TASK INSTRUCTIONS. Reproduce the listing below word for word, with no pictures.

○ ○ ○ ○

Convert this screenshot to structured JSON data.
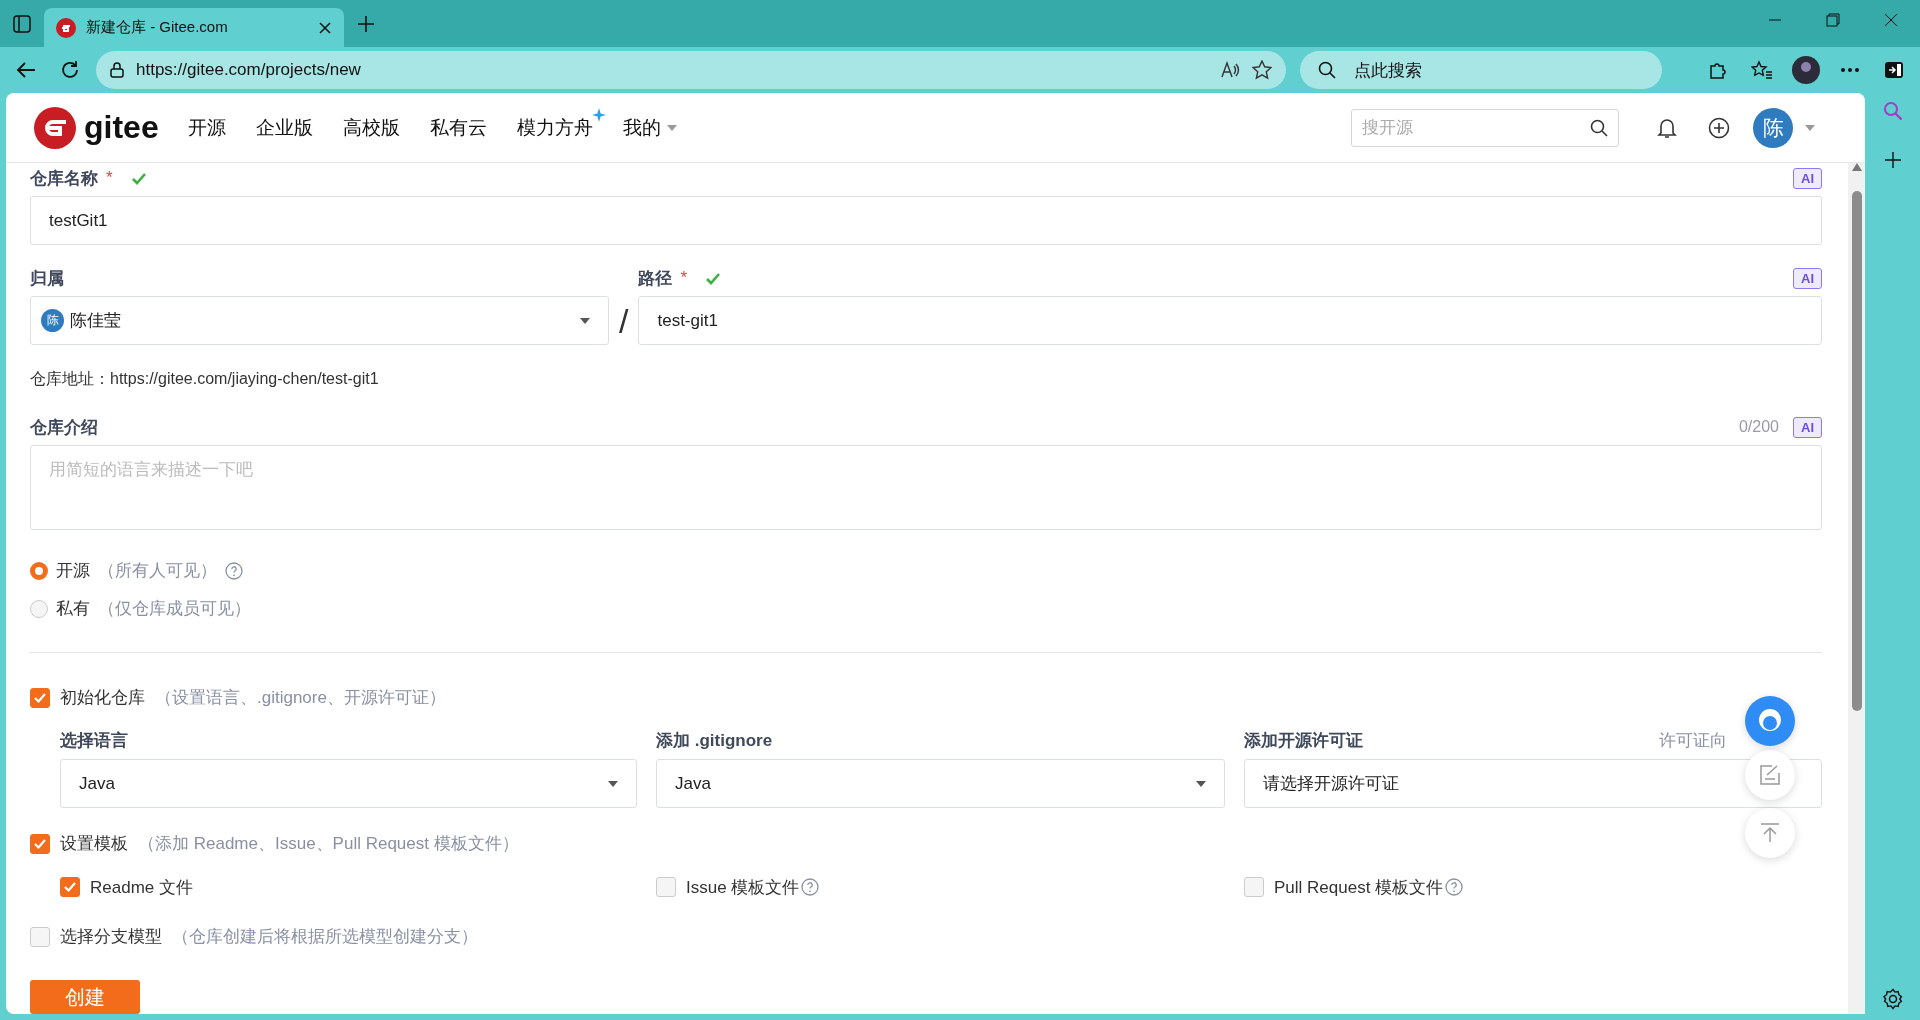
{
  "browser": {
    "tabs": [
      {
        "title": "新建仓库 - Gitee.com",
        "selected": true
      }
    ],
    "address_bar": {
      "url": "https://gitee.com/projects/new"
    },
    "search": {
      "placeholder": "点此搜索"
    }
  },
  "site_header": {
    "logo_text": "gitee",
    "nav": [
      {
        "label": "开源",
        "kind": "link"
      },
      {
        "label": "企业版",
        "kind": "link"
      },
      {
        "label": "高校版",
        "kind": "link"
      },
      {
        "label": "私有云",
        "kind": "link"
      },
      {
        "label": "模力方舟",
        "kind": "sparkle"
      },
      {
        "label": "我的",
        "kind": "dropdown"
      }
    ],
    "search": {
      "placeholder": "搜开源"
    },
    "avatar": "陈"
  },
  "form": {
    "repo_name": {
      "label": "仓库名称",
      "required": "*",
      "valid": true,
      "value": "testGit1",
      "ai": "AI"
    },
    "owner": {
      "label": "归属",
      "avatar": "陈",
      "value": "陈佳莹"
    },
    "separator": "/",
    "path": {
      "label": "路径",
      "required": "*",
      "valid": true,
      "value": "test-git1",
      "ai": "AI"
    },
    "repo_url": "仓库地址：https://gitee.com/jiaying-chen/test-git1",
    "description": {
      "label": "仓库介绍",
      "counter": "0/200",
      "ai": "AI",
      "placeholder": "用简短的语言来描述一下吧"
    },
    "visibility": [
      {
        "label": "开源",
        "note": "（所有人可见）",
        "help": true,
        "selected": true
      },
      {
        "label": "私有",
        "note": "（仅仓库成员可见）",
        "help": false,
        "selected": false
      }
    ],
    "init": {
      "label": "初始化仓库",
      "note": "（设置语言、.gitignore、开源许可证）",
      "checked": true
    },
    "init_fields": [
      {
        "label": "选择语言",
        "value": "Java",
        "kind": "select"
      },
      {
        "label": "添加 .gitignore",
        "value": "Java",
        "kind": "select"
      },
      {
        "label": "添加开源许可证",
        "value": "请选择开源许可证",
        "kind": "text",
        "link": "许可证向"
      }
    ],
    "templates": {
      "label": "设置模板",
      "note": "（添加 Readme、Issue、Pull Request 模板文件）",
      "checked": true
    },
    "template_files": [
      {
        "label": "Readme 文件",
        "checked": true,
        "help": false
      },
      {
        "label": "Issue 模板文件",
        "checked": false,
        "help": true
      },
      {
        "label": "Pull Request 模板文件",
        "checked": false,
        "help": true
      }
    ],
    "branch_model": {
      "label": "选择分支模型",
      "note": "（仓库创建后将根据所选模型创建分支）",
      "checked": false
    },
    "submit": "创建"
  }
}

○ ○ ○ ○

EXPECTED OUTPUT.
Convert this screenshot to structured JSON data.
{
  "browser": {
    "tabs": [
      {
        "title": "新建仓库 - Gitee.com",
        "selected": true
      }
    ],
    "address_bar": {
      "url": "https://gitee.com/projects/new"
    },
    "search": {
      "placeholder": "点此搜索"
    }
  },
  "site_header": {
    "logo_text": "gitee",
    "nav": [
      {
        "label": "开源",
        "kind": "link"
      },
      {
        "label": "企业版",
        "kind": "link"
      },
      {
        "label": "高校版",
        "kind": "link"
      },
      {
        "label": "私有云",
        "kind": "link"
      },
      {
        "label": "模力方舟",
        "kind": "sparkle"
      },
      {
        "label": "我的",
        "kind": "dropdown"
      }
    ],
    "search": {
      "placeholder": "搜开源"
    },
    "avatar": "陈"
  },
  "form": {
    "repo_name": {
      "label": "仓库名称",
      "required": "*",
      "valid": true,
      "value": "testGit1",
      "ai": "AI"
    },
    "owner": {
      "label": "归属",
      "avatar": "陈",
      "value": "陈佳莹"
    },
    "separator": "/",
    "path": {
      "label": "路径",
      "required": "*",
      "valid": true,
      "value": "test-git1",
      "ai": "AI"
    },
    "repo_url": "仓库地址：https://gitee.com/jiaying-chen/test-git1",
    "description": {
      "label": "仓库介绍",
      "counter": "0/200",
      "ai": "AI",
      "placeholder": "用简短的语言来描述一下吧"
    },
    "visibility": [
      {
        "label": "开源",
        "note": "（所有人可见）",
        "help": true,
        "selected": true
      },
      {
        "label": "私有",
        "note": "（仅仓库成员可见）",
        "help": false,
        "selected": false
      }
    ],
    "init": {
      "label": "初始化仓库",
      "note": "（设置语言、.gitignore、开源许可证）",
      "checked": true
    },
    "init_fields": [
      {
        "label": "选择语言",
        "value": "Java",
        "kind": "select"
      },
      {
        "label": "添加 .gitignore",
        "value": "Java",
        "kind": "select"
      },
      {
        "label": "添加开源许可证",
        "value": "请选择开源许可证",
        "kind": "text",
        "link": "许可证向"
      }
    ],
    "templates": {
      "label": "设置模板",
      "note": "（添加 Readme、Issue、Pull Request 模板文件）",
      "checked": true
    },
    "template_files": [
      {
        "label": "Readme 文件",
        "checked": true,
        "help": false
      },
      {
        "label": "Issue 模板文件",
        "checked": false,
        "help": true
      },
      {
        "label": "Pull Request 模板文件",
        "checked": false,
        "help": true
      }
    ],
    "branch_model": {
      "label": "选择分支模型",
      "note": "（仓库创建后将根据所选模型创建分支）",
      "checked": false
    },
    "submit": "创建"
  }
}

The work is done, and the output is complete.